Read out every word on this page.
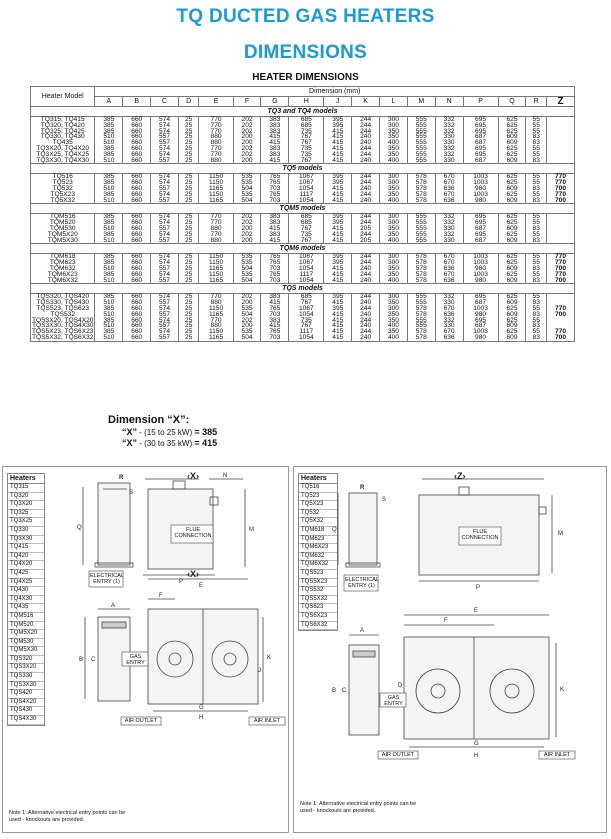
TQ DUCTED GAS HEATERS
DIMENSIONS
HEATER DIMENSIONS
Heater Model	Dimension (mm)																
	A	B	C	D	E	F	G	H	J	K	L	M	N	P	Q	R	Z
TQ3 and TQ4 models																	
TQ315, TQ415	385	660	574	25	770	202	383	685	395	244	300	555	332	695	625	55	
TQ320, TQ420	385	660	574	25	770	202	383	685	395	244	300	555	332	695	625	55	
TQ325, TQ425	385	660	574	25	770	202	383	735	415	244	350	555	332	695	625	55	
TQ330, TQ430	510	660	557	25	880	200	415	767	415	240	350	555	330	687	609	83	
TQ435	510	660	557	25	880	200	415	767	415	240	400	555	330	687	609	83	
TQ3X20, TQ4X20	385	660	574	25	770	202	383	735	415	244	350	555	332	695	625	55	
TQ3X25, TQ4X25	385	660	574	25	770	202	383	735	415	244	350	555	332	695	625	55	
TQ3X30, TQ4X30	510	660	557	25	880	200	415	767	415	240	400	555	330	687	609	83	
TQ5 models																	
TQ516	385	660	574	25	1150	535	765	1067	395	244	300	578	670	1003	625	55	770
TQ523	385	660	574	25	1150	535	765	1067	395	244	300	578	670	1003	625	55	770
TQ532	510	660	557	25	1165	504	703	1054	415	240	350	578	636	980	609	83	700
TQ5X23	385	660	574	25	1150	535	765	1117	415	244	350	578	670	1003	625	55	770
TQ5X32	510	660	557	25	1165	504	703	1054	415	240	400	578	636	980	609	83	700
TQM5 models																	
TQM516	385	660	574	25	770	202	383	685	395	244	300	555	332	695	625	55	
TQM520	385	660	574	25	770	202	383	685	395	244	300	555	332	695	625	55	
TQM530	510	660	557	25	880	200	415	767	415	205	350	555	330	687	609	83	
TQM5X20	385	660	574	25	770	202	383	735	415	244	350	555	332	695	625	55	
TQM5X30	510	660	557	25	880	200	415	767	415	205	400	555	330	687	609	83	
TQM6 models																	
TQM618	385	660	574	25	1150	535	765	1067	395	244	300	578	670	1003	625	55	770
TQM623	385	660	574	25	1150	535	765	1067	395	244	300	578	670	1003	625	55	770
TQM632	510	660	557	25	1165	504	703	1054	415	240	350	578	636	980	609	83	700
TQM6X23	385	660	574	25	1150	535	765	1117	415	244	350	578	670	1003	625	55	770
TQM6X32	510	660	557	25	1165	504	703	1054	415	240	400	578	636	980	609	83	700
TQS models																	
TQS320, TQS420	385	660	574	25	770	202	383	685	395	244	300	555	332	695	625	55	
TQS330, TQS430	510	660	557	25	880	200	415	767	415	240	350	555	330	687	609	83	
TQS523, TQS623	385	660	574	25	1150	535	765	1067	395	244	300	578	670	1003	625	55	770
TQS532	510	660	557	25	1165	504	703	1054	415	240	350	578	636	980	609	83	700
TQS3X20, TQS4X20	385	660	574	25	770	202	383	735	415	244	350	555	332	695	625	55	
TQS3X30, TQS4X30	510	660	557	25	880	200	415	767	415	240	400	555	330	687	609	83	
TQS5X23, TQS6X23	385	660	574	25	1150	535	765	1117	415	244	350	578	670	1003	625	55	770
TQS5X32, TQS6X32	510	660	557	25	1165	504	703	1054	415	240	400	578	636	980	609	83	700
Dimension “X”:
“X” - (15 to 25 kW) = 385
“X” - (30 to 35 kW) = 415
Heaters
TQ315
TQ320
TQ3X20
TQ325
TQ3X25
TQ330
TQ3X30
TQ415
TQ420
TQ4X20
TQ425
TQ4X25
TQ430
TQ4X30
TQ435
TQM516
TQM520
TQM5X20
TQM530
TQM5X30
TQS320
TQS3X20
TQS330
TQS3X30
TQS420
TQS4X20
TQS430
TQS4X30
R	‹X›	N
M
Q
P
‹X›
A
F
E
B C	K
J
G
H
S
FLUE CONNECTION
ELECTRICAL ENTRY (1)
GAS ENTRY
AIR OUTLET	AIR INLET
Note 1: Alternative electrical entry points can be used - knockouts are provided.
Heaters
TQ516
TQ523
TQ5X23
TQ532
TQ5X32
TQM618
TQM623
TQM6X23
TQM632
TQM6X32
TQS523
TQS5X23
TQS532
TQS5X32
TQS623
TQS6X23
TQS6X32
R
‹Z›
M
Q
P
A
F
E
B C
D
K
G
H
S
FLUE CONNECTION
ELECTRICAL ENTRY (1)
GAS ENTRY
AIR OUTLET	AIR INLET
Note 1: Alternative electrical entry points can be used - knockouts are provided.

--------------------

*What you will do*:
Give every record again exactly, apart from the pictures, which stay out.

*Solution to the exercise*:
Read out every word on this page.
TQ DUCTED GAS HEATERS
DIMENSIONS
HEATER DIMENSIONS
Heater Model	Dimension (mm)																
	A	B	C	D	E	F	G	H	J	K	L	M	N	P	Q	R	Z
TQ3 and TQ4 models																	
TQ315, TQ415	385	660	574	25	770	202	383	685	395	244	300	555	332	695	625	55	
TQ320, TQ420	385	660	574	25	770	202	383	685	395	244	300	555	332	695	625	55	
TQ325, TQ425	385	660	574	25	770	202	383	735	415	244	350	555	332	695	625	55	
TQ330, TQ430	510	660	557	25	880	200	415	767	415	240	350	555	330	687	609	83	
TQ435	510	660	557	25	880	200	415	767	415	240	400	555	330	687	609	83	
TQ3X20, TQ4X20	385	660	574	25	770	202	383	735	415	244	350	555	332	695	625	55	
TQ3X25, TQ4X25	385	660	574	25	770	202	383	735	415	244	350	555	332	695	625	55	
TQ3X30, TQ4X30	510	660	557	25	880	200	415	767	415	240	400	555	330	687	609	83	
TQ5 models																	
TQ516	385	660	574	25	1150	535	765	1067	395	244	300	578	670	1003	625	55	770
TQ523	385	660	574	25	1150	535	765	1067	395	244	300	578	670	1003	625	55	770
TQ532	510	660	557	25	1165	504	703	1054	415	240	350	578	636	980	609	83	700
TQ5X23	385	660	574	25	1150	535	765	1117	415	244	350	578	670	1003	625	55	770
TQ5X32	510	660	557	25	1165	504	703	1054	415	240	400	578	636	980	609	83	700
TQM5 models																	
TQM516	385	660	574	25	770	202	383	685	395	244	300	555	332	695	625	55	
TQM520	385	660	574	25	770	202	383	685	395	244	300	555	332	695	625	55	
TQM530	510	660	557	25	880	200	415	767	415	205	350	555	330	687	609	83	
TQM5X20	385	660	574	25	770	202	383	735	415	244	350	555	332	695	625	55	
TQM5X30	510	660	557	25	880	200	415	767	415	205	400	555	330	687	609	83	
TQM6 models																	
TQM618	385	660	574	25	1150	535	765	1067	395	244	300	578	670	1003	625	55	770
TQM623	385	660	574	25	1150	535	765	1067	395	244	300	578	670	1003	625	55	770
TQM632	510	660	557	25	1165	504	703	1054	415	240	350	578	636	980	609	83	700
TQM6X23	385	660	574	25	1150	535	765	1117	415	244	350	578	670	1003	625	55	770
TQM6X32	510	660	557	25	1165	504	703	1054	415	240	400	578	636	980	609	83	700
TQS models																	
TQS320, TQS420	385	660	574	25	770	202	383	685	395	244	300	555	332	695	625	55	
TQS330, TQS430	510	660	557	25	880	200	415	767	415	240	350	555	330	687	609	83	
TQS523, TQS623	385	660	574	25	1150	535	765	1067	395	244	300	578	670	1003	625	55	770
TQS532	510	660	557	25	1165	504	703	1054	415	240	350	578	636	980	609	83	700
TQS3X20, TQS4X20	385	660	574	25	770	202	383	735	415	244	350	555	332	695	625	55	
TQS3X30, TQS4X30	510	660	557	25	880	200	415	767	415	240	400	555	330	687	609	83	
TQS5X23, TQS6X23	385	660	574	25	1150	535	765	1117	415	244	350	578	670	1003	625	55	770
TQS5X32, TQS6X32	510	660	557	25	1165	504	703	1054	415	240	400	578	636	980	609	83	700
Dimension “X”:
“X” - (15 to 25 kW) = 385
“X” - (30 to 35 kW) = 415
Heaters
TQ315
TQ320
TQ3X20
TQ325
TQ3X25
TQ330
TQ3X30
TQ415
TQ420
TQ4X20
TQ425
TQ4X25
TQ430
TQ4X30
TQ435
TQM516
TQM520
TQM5X20
TQM530
TQM5X30
TQS320
TQS3X20
TQS330
TQS3X30
TQS420
TQS4X20
TQS430
TQS4X30
R	‹X›	N
M
Q
P
‹X›
A
F
E
B C	K
J
G
H
S
FLUE CONNECTION
ELECTRICAL ENTRY (1)
GAS ENTRY
AIR OUTLET	AIR INLET
Note 1: Alternative electrical entry points can be used - knockouts are provided.
Heaters
TQ516
TQ523
TQ5X23
TQ532
TQ5X32
TQM618
TQM623
TQM6X23
TQM632
TQM6X32
TQS523
TQS5X23
TQS532
TQS5X32
TQS623
TQS6X23
TQS6X32
R
‹Z›
M
Q
P
A
F
E
B C
D
K
G
H
S
FLUE CONNECTION
ELECTRICAL ENTRY (1)
GAS ENTRY
AIR OUTLET	AIR INLET
Note 1: Alternative electrical entry points can be used - knockouts are provided.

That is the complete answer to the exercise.